What to do: Return all lines where the word "snoo" can be found.

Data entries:
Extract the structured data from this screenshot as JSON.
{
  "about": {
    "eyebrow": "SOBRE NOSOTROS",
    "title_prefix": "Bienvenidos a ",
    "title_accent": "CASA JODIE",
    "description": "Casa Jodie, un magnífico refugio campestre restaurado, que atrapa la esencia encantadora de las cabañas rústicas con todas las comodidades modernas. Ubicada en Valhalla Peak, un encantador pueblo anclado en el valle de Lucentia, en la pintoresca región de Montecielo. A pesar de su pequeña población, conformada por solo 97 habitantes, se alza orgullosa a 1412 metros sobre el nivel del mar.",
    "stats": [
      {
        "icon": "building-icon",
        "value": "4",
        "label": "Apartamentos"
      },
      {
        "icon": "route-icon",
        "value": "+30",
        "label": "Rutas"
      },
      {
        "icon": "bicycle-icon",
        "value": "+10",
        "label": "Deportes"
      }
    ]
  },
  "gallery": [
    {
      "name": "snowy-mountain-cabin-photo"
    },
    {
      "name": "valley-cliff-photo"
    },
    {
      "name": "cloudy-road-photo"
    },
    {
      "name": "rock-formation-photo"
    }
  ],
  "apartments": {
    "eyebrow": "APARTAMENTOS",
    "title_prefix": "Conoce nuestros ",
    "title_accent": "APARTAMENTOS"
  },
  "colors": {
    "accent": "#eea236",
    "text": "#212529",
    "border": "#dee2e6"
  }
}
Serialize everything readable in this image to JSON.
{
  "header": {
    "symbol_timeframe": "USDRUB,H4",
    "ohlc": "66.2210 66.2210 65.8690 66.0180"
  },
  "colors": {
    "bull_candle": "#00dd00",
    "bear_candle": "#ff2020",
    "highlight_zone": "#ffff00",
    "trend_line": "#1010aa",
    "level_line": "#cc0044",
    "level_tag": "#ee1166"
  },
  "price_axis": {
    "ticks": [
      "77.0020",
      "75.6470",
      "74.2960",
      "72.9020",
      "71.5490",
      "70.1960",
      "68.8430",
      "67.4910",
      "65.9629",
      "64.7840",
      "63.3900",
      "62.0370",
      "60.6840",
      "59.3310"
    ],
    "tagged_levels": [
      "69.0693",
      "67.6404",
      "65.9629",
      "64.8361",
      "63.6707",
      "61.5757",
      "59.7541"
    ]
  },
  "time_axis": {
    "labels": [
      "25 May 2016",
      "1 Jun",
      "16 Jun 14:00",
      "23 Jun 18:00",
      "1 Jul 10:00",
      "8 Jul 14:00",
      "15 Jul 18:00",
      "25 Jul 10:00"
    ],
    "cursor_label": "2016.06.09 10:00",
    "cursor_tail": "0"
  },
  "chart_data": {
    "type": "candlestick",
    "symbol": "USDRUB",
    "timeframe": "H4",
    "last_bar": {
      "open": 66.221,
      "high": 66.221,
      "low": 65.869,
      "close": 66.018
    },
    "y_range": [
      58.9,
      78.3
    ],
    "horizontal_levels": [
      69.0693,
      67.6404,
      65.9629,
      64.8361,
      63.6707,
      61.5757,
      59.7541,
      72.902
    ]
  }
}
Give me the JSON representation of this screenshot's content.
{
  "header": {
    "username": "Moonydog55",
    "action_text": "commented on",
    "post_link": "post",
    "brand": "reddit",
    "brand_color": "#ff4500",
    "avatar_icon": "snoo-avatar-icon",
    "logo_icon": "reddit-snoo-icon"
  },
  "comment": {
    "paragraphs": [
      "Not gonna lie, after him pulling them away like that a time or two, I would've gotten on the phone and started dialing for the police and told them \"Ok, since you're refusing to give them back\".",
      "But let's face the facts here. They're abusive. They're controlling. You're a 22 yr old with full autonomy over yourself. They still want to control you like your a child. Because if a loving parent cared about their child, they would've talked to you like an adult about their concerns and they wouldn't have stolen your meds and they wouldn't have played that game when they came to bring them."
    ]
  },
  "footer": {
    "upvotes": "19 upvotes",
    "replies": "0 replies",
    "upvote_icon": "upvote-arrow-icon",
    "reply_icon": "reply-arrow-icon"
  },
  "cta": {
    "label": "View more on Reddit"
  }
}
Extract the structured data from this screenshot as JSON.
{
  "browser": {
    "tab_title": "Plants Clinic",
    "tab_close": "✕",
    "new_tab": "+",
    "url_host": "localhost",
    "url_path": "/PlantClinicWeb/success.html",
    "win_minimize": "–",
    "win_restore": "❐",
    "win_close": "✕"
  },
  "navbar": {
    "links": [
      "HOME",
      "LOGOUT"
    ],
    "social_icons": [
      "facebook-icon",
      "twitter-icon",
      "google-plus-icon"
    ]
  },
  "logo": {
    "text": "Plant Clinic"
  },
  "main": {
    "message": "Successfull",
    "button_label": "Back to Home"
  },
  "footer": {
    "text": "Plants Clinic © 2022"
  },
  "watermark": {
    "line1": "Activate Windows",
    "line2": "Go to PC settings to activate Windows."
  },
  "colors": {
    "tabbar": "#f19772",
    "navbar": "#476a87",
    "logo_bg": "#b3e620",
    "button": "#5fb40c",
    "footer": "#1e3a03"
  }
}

Solution:
    "avatar_icon": "snoo-avatar-icon",
    "logo_icon": "reddit-snoo-icon"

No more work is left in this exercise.